## To be done
Emit the data below verbatim, stripping out any pictures.

## Available data
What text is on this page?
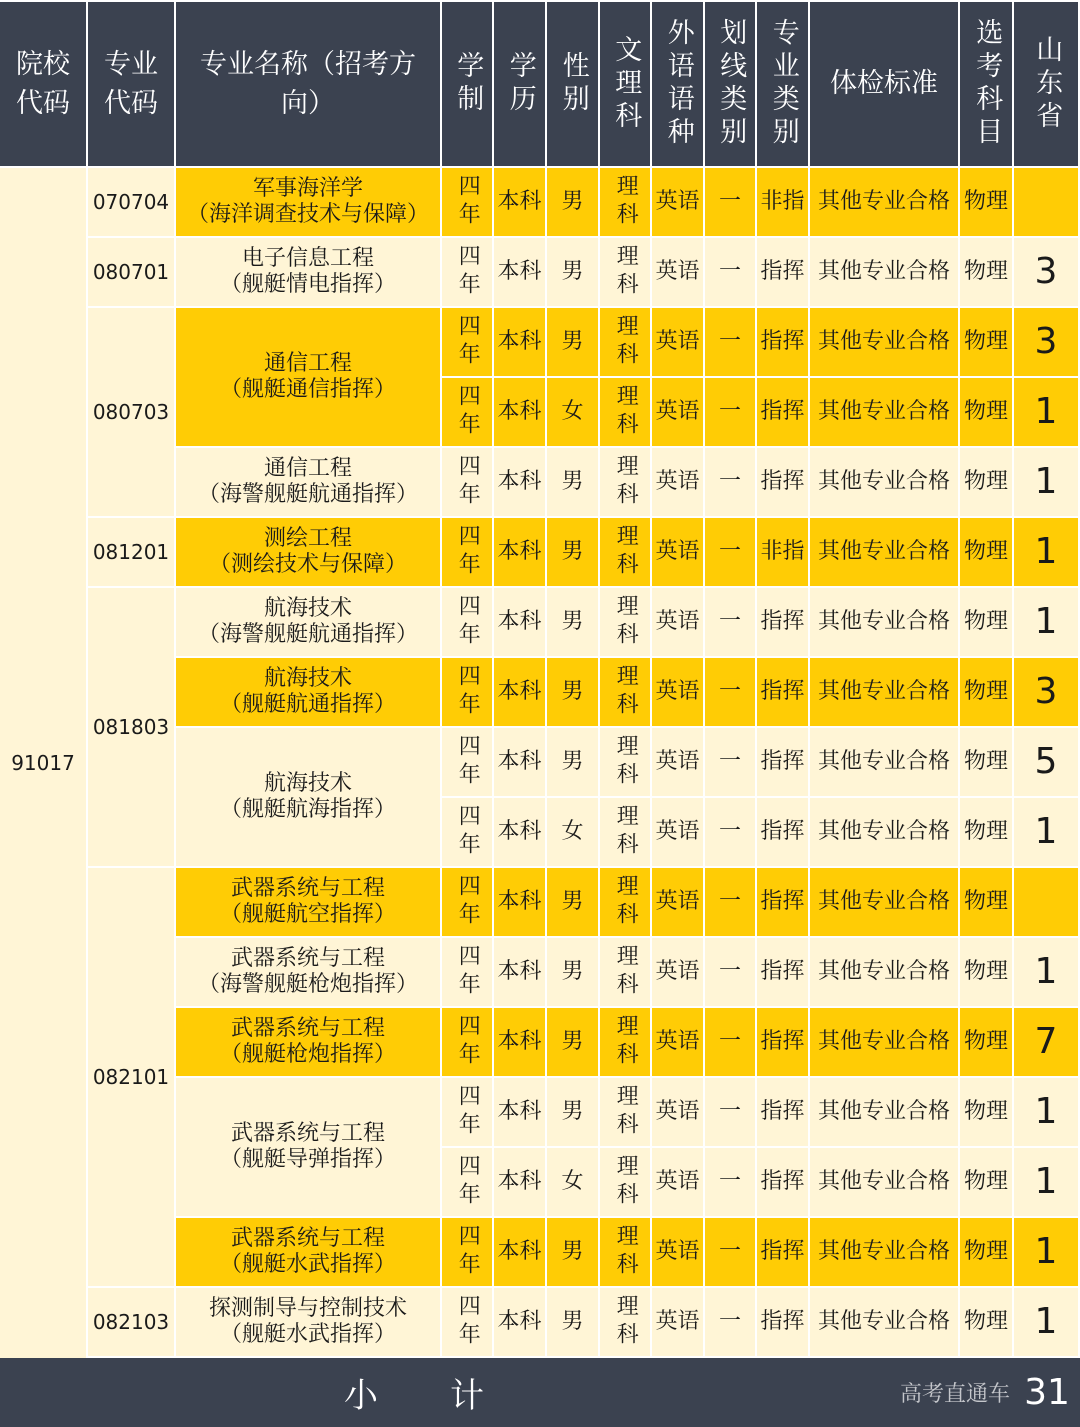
院校代码
专业代码
专业名称（招考方向）	学制 学历 性别 文理科 外语语种 划线类别 专业类别 体检标准 选考科目 山东省
91017
070704
080701
080703
081201
081803
082101
082103
军事海洋学
（海洋调查技术与保障）
电子信息工程
（舰艇情电指挥）
通信工程
（舰艇通信指挥）
通信工程
（海警舰艇航通指挥）
测绘工程
（测绘技术与保障）
航海技术
（海警舰艇航通指挥）
航海技术
（舰艇航通指挥）
航海技术
（舰艇航海指挥）
武器系统与工程
（舰艇航空指挥）
武器系统与工程
（海警舰艇枪炮指挥）
武器系统与工程
（舰艇枪炮指挥）
武器系统与工程
（舰艇导弹指挥）
武器系统与工程
（舰艇水武指挥）
探测制导与控制技术
（舰艇水武指挥）
四年 本科 男 理科 英语 一 非指 其他专业合格 物理
四年 本科 男 理科 英语 一 指挥 其他专业合格 物理 3
四年 本科 男 理科 英语 一 指挥 其他专业合格 物理 3
四年 本科 女 理科 英语 一 指挥 其他专业合格 物理 1
四年 本科 男 理科 英语 一 指挥 其他专业合格 物理 1
四年 本科 男 理科 英语 一 非指 其他专业合格 物理 1
四年 本科 男 理科 英语 一 指挥 其他专业合格 物理 1
四年 本科 男 理科 英语 一 指挥 其他专业合格 物理 3
四年 本科 男 理科 英语 一 指挥 其他专业合格 物理 5
四年 本科 女 理科 英语 一 指挥 其他专业合格 物理 1
四年 本科 男 理科 英语 一 指挥 其他专业合格 物理
四年 本科 男 理科 英语 一 指挥 其他专业合格 物理 1
四年 本科 男 理科 英语 一 指挥 其他专业合格 物理 7
四年 本科 男 理科 英语 一 指挥 其他专业合格 物理 1
四年 本科 女 理科 英语 一 指挥 其他专业合格 物理 1
四年 本科 男 理科 英语 一 指挥 其他专业合格 物理 1
四年 本科 男 理科 英语 一 指挥 其他专业合格 物理 1
小计	高考直通车 31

## Solved problem
What text is on this page?
院校代码
专业代码
专业名称（招考方向）	学制 学历 性别 文理科 外语语种 划线类别 专业类别 体检标准 选考科目 山东省
91017
070704
080701
080703
081201
081803
082101
082103
军事海洋学
（海洋调查技术与保障）
电子信息工程
（舰艇情电指挥）
通信工程
（舰艇通信指挥）
通信工程
（海警舰艇航通指挥）
测绘工程
（测绘技术与保障）
航海技术
（海警舰艇航通指挥）
航海技术
（舰艇航通指挥）
航海技术
（舰艇航海指挥）
武器系统与工程
（舰艇航空指挥）
武器系统与工程
（海警舰艇枪炮指挥）
武器系统与工程
（舰艇枪炮指挥）
武器系统与工程
（舰艇导弹指挥）
武器系统与工程
（舰艇水武指挥）
探测制导与控制技术
（舰艇水武指挥）
四年 本科 男 理科 英语 一 非指 其他专业合格 物理
四年 本科 男 理科 英语 一 指挥 其他专业合格 物理 3
四年 本科 男 理科 英语 一 指挥 其他专业合格 物理 3
四年 本科 女 理科 英语 一 指挥 其他专业合格 物理 1
四年 本科 男 理科 英语 一 指挥 其他专业合格 物理 1
四年 本科 男 理科 英语 一 非指 其他专业合格 物理 1
四年 本科 男 理科 英语 一 指挥 其他专业合格 物理 1
四年 本科 男 理科 英语 一 指挥 其他专业合格 物理 3
四年 本科 男 理科 英语 一 指挥 其他专业合格 物理 5
四年 本科 女 理科 英语 一 指挥 其他专业合格 物理 1
四年 本科 男 理科 英语 一 指挥 其他专业合格 物理
四年 本科 男 理科 英语 一 指挥 其他专业合格 物理 1
四年 本科 男 理科 英语 一 指挥 其他专业合格 物理 7
四年 本科 男 理科 英语 一 指挥 其他专业合格 物理 1
四年 本科 女 理科 英语 一 指挥 其他专业合格 物理 1
四年 本科 男 理科 英语 一 指挥 其他专业合格 物理 1
四年 本科 男 理科 英语 一 指挥 其他专业合格 物理 1
小计	高考直通车 31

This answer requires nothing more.